> [JOB] Write out the records word for word, with no pictures.
** begin SUPPLIED MATERIAL **
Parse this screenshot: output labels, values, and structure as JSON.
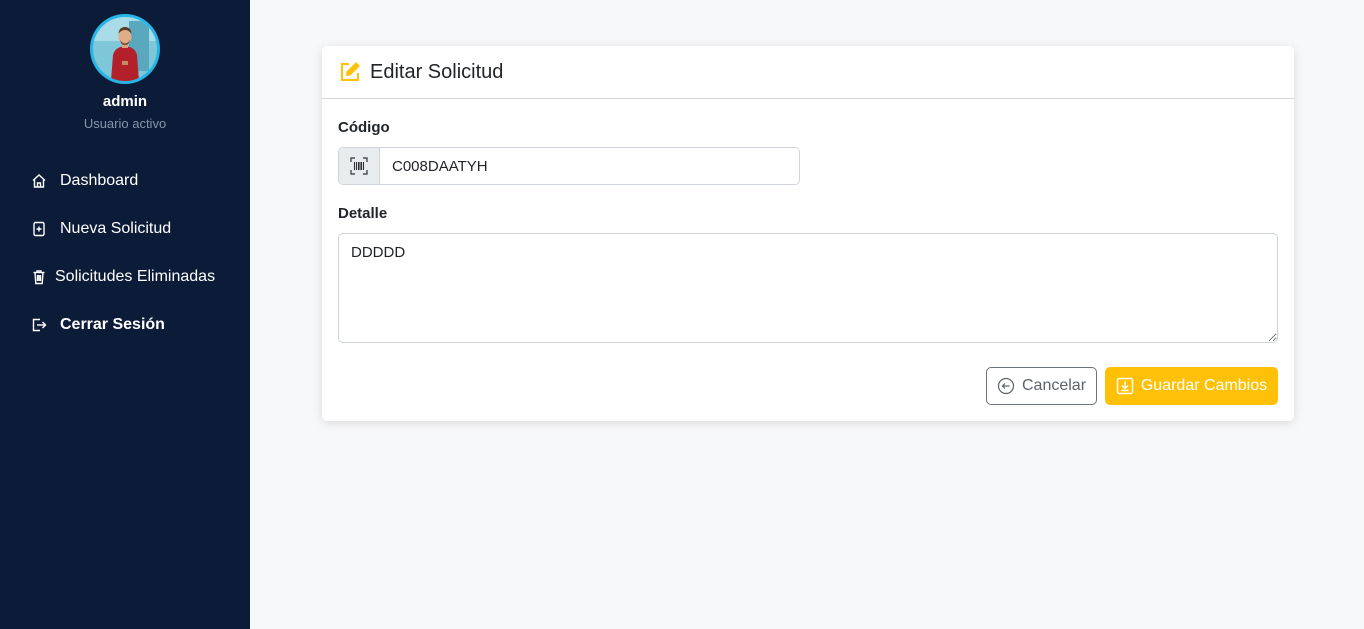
{
  "sidebar": {
    "user": {
      "name": "admin",
      "status": "Usuario activo"
    },
    "items": [
      {
        "label": "Dashboard",
        "icon": "home-icon"
      },
      {
        "label": "Nueva Solicitud",
        "icon": "file-plus-icon"
      },
      {
        "label": "Solicitudes Eliminadas",
        "icon": "trash-icon"
      },
      {
        "label": "Cerrar Sesión",
        "icon": "logout-icon"
      }
    ]
  },
  "form": {
    "title": "Editar Solicitud",
    "codigo_label": "Código",
    "codigo_value": "C008DAATYH",
    "detalle_label": "Detalle",
    "detalle_value": "DDDDD",
    "cancel_label": "Cancelar",
    "save_label": "Guardar Cambios"
  },
  "colors": {
    "sidebar_bg": "#0c1c38",
    "accent": "#ffc107",
    "avatar_ring": "#25b6e6"
  }
}
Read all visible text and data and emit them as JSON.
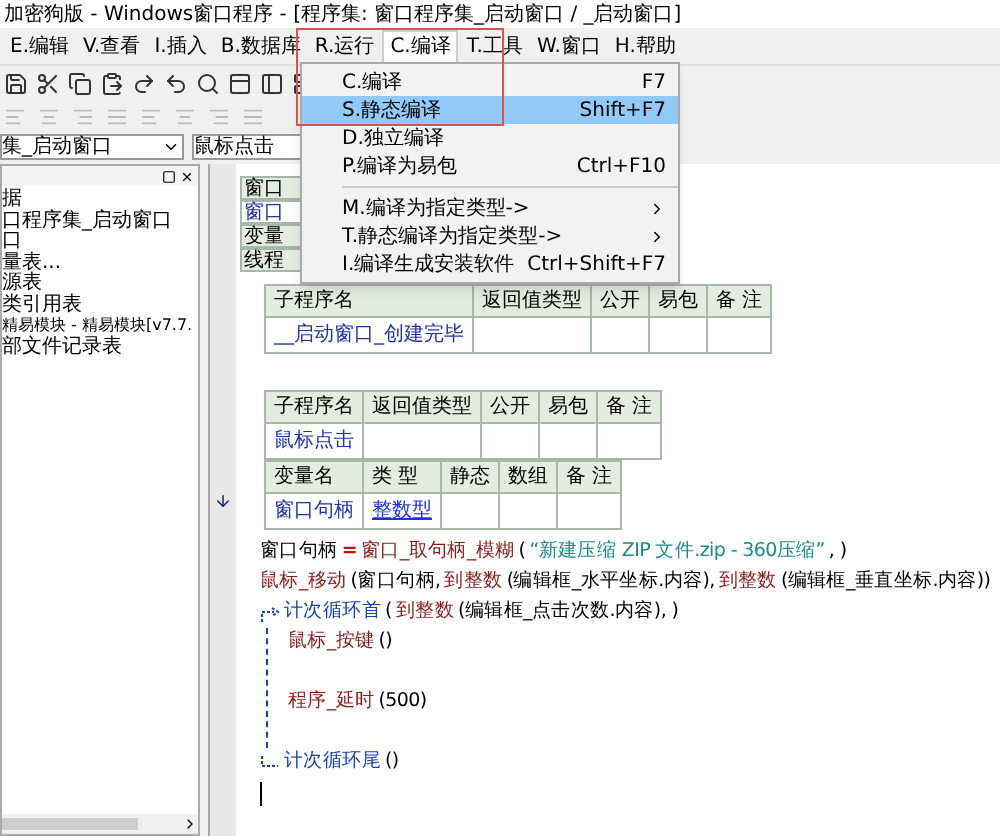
{
  "window": {
    "title": "加密狗版 - Windows窗口程序 - [程序集: 窗口程序集_启动窗口 / _启动窗口]"
  },
  "menu_bar": [
    {
      "label": "E.编辑",
      "selected": false
    },
    {
      "label": "V.查看",
      "selected": false
    },
    {
      "label": "I.插入",
      "selected": false
    },
    {
      "label": "B.数据库",
      "selected": false
    },
    {
      "label": "R.运行",
      "selected": false
    },
    {
      "label": "C.编译",
      "selected": true
    },
    {
      "label": "T.工具",
      "selected": false
    },
    {
      "label": "W.窗口",
      "selected": false
    },
    {
      "label": "H.帮助",
      "selected": false
    }
  ],
  "dropdown_menu": {
    "items": [
      {
        "kind": "item",
        "label": "C.编译",
        "shortcut": "F7",
        "selected": false
      },
      {
        "kind": "item",
        "label": "S.静态编译",
        "shortcut": "Shift+F7",
        "selected": true
      },
      {
        "kind": "item",
        "label": "D.独立编译",
        "selected": false
      },
      {
        "kind": "item",
        "label": "P.编译为易包",
        "shortcut": "Ctrl+F10",
        "selected": false
      },
      {
        "kind": "separator"
      },
      {
        "kind": "submenu",
        "label": "M.编译为指定类型->",
        "selected": false
      },
      {
        "kind": "submenu",
        "label": "T.静态编译为指定类型->",
        "selected": false
      },
      {
        "kind": "item",
        "label": "I.编译生成安装软件",
        "shortcut": "Ctrl+Shift+F7",
        "selected": false
      }
    ]
  },
  "selectors": [
    {
      "value": "集_启动窗口"
    },
    {
      "value": "鼠标点击"
    }
  ],
  "sidebar": {
    "items": [
      {
        "label": "据"
      },
      {
        "label": "口程序集_启动窗口"
      },
      {
        "label": "口"
      },
      {
        "label": "量表..."
      },
      {
        "label": "源表"
      },
      {
        "label": "类引用表"
      },
      {
        "label": "精易模块 - 精易模块[v7.7."
      },
      {
        "label": "部文件记录表"
      }
    ]
  },
  "hidden_table": {
    "rows": [
      "窗口",
      "窗口",
      "变量",
      "线程"
    ]
  },
  "tables": [
    {
      "columns": [
        "子程序名",
        "返回值类型",
        "公开",
        "易包",
        "备 注"
      ],
      "rows": [
        [
          "__启动窗口_创建完毕",
          "",
          "",
          "",
          ""
        ]
      ]
    },
    {
      "columns": [
        "子程序名",
        "返回值类型",
        "公开",
        "易包",
        "备 注"
      ],
      "rows": [
        [
          "鼠标点击",
          "",
          "",
          "",
          ""
        ]
      ]
    },
    {
      "columns": [
        "变量名",
        "类 型",
        "静态",
        "数组",
        "备 注"
      ],
      "rows": [
        [
          "窗口句柄",
          "整数型",
          "",
          "",
          ""
        ]
      ]
    }
  ],
  "code": [
    {
      "kind": "statement",
      "segments": [
        {
          "kind": "var",
          "text": "窗口句柄"
        },
        {
          "kind": "op",
          "text": "="
        },
        {
          "kind": "call",
          "text": "窗口_取句柄_模糊"
        },
        {
          "kind": "plain",
          "text": "("
        },
        {
          "kind": "string",
          "text": "“新建压缩 ZIP 文件.zip - 360压缩”"
        },
        {
          "kind": "plain",
          "text": ", )"
        }
      ]
    },
    {
      "kind": "statement",
      "segments": [
        {
          "kind": "call",
          "text": "鼠标_移动"
        },
        {
          "kind": "plain",
          "text": "(窗口句柄,"
        },
        {
          "kind": "call",
          "text": "到整数"
        },
        {
          "kind": "plain",
          "text": "(编辑框_水平坐标.内容),"
        },
        {
          "kind": "call",
          "text": "到整数"
        },
        {
          "kind": "plain",
          "text": "(编辑框_垂直坐标.内容))"
        }
      ]
    },
    {
      "kind": "loop",
      "segments": [
        {
          "kind": "keyword",
          "text": "计次循环首"
        },
        {
          "kind": "plain",
          "text": "("
        },
        {
          "kind": "call",
          "text": "到整数"
        },
        {
          "kind": "plain",
          "text": "(编辑框_点击次数.内容), )"
        }
      ],
      "children": [
        {
          "kind": "statement",
          "segments": [
            {
              "kind": "call",
              "text": "鼠标_按键"
            },
            {
              "kind": "plain",
              "text": "()"
            }
          ]
        },
        {
          "kind": "blank"
        },
        {
          "kind": "statement",
          "segments": [
            {
              "kind": "call",
              "text": "程序_延时"
            },
            {
              "kind": "plain",
              "text": "(500)"
            }
          ]
        },
        {
          "kind": "blank"
        }
      ],
      "tail": [
        {
          "kind": "keyword",
          "text": "计次循环尾"
        },
        {
          "kind": "plain",
          "text": "()"
        }
      ]
    }
  ]
}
** end SUPPLIED MATERIAL **
> [OUTPUT]
Parse this screenshot: output labels, values, and structure as JSON.
{
  "sidebar": {
    "user": {
      "name": "admin",
      "status": "Usuario activo"
    },
    "items": [
      {
        "label": "Dashboard",
        "icon": "home-icon"
      },
      {
        "label": "Nueva Solicitud",
        "icon": "file-plus-icon"
      },
      {
        "label": "Solicitudes Eliminadas",
        "icon": "trash-icon"
      },
      {
        "label": "Cerrar Sesión",
        "icon": "logout-icon"
      }
    ]
  },
  "form": {
    "title": "Editar Solicitud",
    "codigo_label": "Código",
    "codigo_value": "C008DAATYH",
    "detalle_label": "Detalle",
    "detalle_value": "DDDDD",
    "cancel_label": "Cancelar",
    "save_label": "Guardar Cambios"
  },
  "colors": {
    "sidebar_bg": "#0c1c38",
    "accent": "#ffc107",
    "avatar_ring": "#25b6e6"
  }
}
Read all visible text and data and emit them as JSON.
{
  "window": {
    "title": "加密狗版 - Windows窗口程序 - [程序集: 窗口程序集_启动窗口 / _启动窗口]"
  },
  "menu_bar": [
    {
      "label": "E.编辑",
      "selected": false
    },
    {
      "label": "V.查看",
      "selected": false
    },
    {
      "label": "I.插入",
      "selected": false
    },
    {
      "label": "B.数据库",
      "selected": false
    },
    {
      "label": "R.运行",
      "selected": false
    },
    {
      "label": "C.编译",
      "selected": true
    },
    {
      "label": "T.工具",
      "selected": false
    },
    {
      "label": "W.窗口",
      "selected": false
    },
    {
      "label": "H.帮助",
      "selected": false
    }
  ],
  "dropdown_menu": {
    "items": [
      {
        "kind": "item",
        "label": "C.编译",
        "shortcut": "F7",
        "selected": false
      },
      {
        "kind": "item",
        "label": "S.静态编译",
        "shortcut": "Shift+F7",
        "selected": true
      },
      {
        "kind": "item",
        "label": "D.独立编译",
        "selected": false
      },
      {
        "kind": "item",
        "label": "P.编译为易包",
        "shortcut": "Ctrl+F10",
        "selected": false
      },
      {
        "kind": "separator"
      },
      {
        "kind": "submenu",
        "label": "M.编译为指定类型->",
        "selected": false
      },
      {
        "kind": "submenu",
        "label": "T.静态编译为指定类型->",
        "selected": false
      },
      {
        "kind": "item",
        "label": "I.编译生成安装软件",
        "shortcut": "Ctrl+Shift+F7",
        "selected": false
      }
    ]
  },
  "selectors": [
    {
      "value": "集_启动窗口"
    },
    {
      "value": "鼠标点击"
    }
  ],
  "sidebar": {
    "items": [
      {
        "label": "据"
      },
      {
        "label": "口程序集_启动窗口"
      },
      {
        "label": "口"
      },
      {
        "label": "量表..."
      },
      {
        "label": "源表"
      },
      {
        "label": "类引用表"
      },
      {
        "label": "精易模块 - 精易模块[v7.7."
      },
      {
        "label": "部文件记录表"
      }
    ]
  },
  "hidden_table": {
    "rows": [
      "窗口",
      "窗口",
      "变量",
      "线程"
    ]
  },
  "tables": [
    {
      "columns": [
        "子程序名",
        "返回值类型",
        "公开",
        "易包",
        "备 注"
      ],
      "rows": [
        [
          "__启动窗口_创建完毕",
          "",
          "",
          "",
          ""
        ]
      ]
    },
    {
      "columns": [
        "子程序名",
        "返回值类型",
        "公开",
        "易包",
        "备 注"
      ],
      "rows": [
        [
          "鼠标点击",
          "",
          "",
          "",
          ""
        ]
      ]
    },
    {
      "columns": [
        "变量名",
        "类 型",
        "静态",
        "数组",
        "备 注"
      ],
      "rows": [
        [
          "窗口句柄",
          "整数型",
          "",
          "",
          ""
        ]
      ]
    }
  ],
  "code": [
    {
      "kind": "statement",
      "segments": [
        {
          "kind": "var",
          "text": "窗口句柄"
        },
        {
          "kind": "op",
          "text": "="
        },
        {
          "kind": "call",
          "text": "窗口_取句柄_模糊"
        },
        {
          "kind": "plain",
          "text": "("
        },
        {
          "kind": "string",
          "text": "“新建压缩 ZIP 文件.zip - 360压缩”"
        },
        {
          "kind": "plain",
          "text": ", )"
        }
      ]
    },
    {
      "kind": "statement",
      "segments": [
        {
          "kind": "call",
          "text": "鼠标_移动"
        },
        {
          "kind": "plain",
          "text": "(窗口句柄,"
        },
        {
          "kind": "call",
          "text": "到整数"
        },
        {
          "kind": "plain",
          "text": "(编辑框_水平坐标.内容),"
        },
        {
          "kind": "call",
          "text": "到整数"
        },
        {
          "kind": "plain",
          "text": "(编辑框_垂直坐标.内容))"
        }
      ]
    },
    {
      "kind": "loop",
      "segments": [
        {
          "kind": "keyword",
          "text": "计次循环首"
        },
        {
          "kind": "plain",
          "text": "("
        },
        {
          "kind": "call",
          "text": "到整数"
        },
        {
          "kind": "plain",
          "text": "(编辑框_点击次数.内容), )"
        }
      ],
      "children": [
        {
          "kind": "statement",
          "segments": [
            {
              "kind": "call",
              "text": "鼠标_按键"
            },
            {
              "kind": "plain",
              "text": "()"
            }
          ]
        },
        {
          "kind": "blank"
        },
        {
          "kind": "statement",
          "segments": [
            {
              "kind": "call",
              "text": "程序_延时"
            },
            {
              "kind": "plain",
              "text": "(500)"
            }
          ]
        },
        {
          "kind": "blank"
        }
      ],
      "tail": [
        {
          "kind": "keyword",
          "text": "计次循环尾"
        },
        {
          "kind": "plain",
          "text": "()"
        }
      ]
    }
  ]
}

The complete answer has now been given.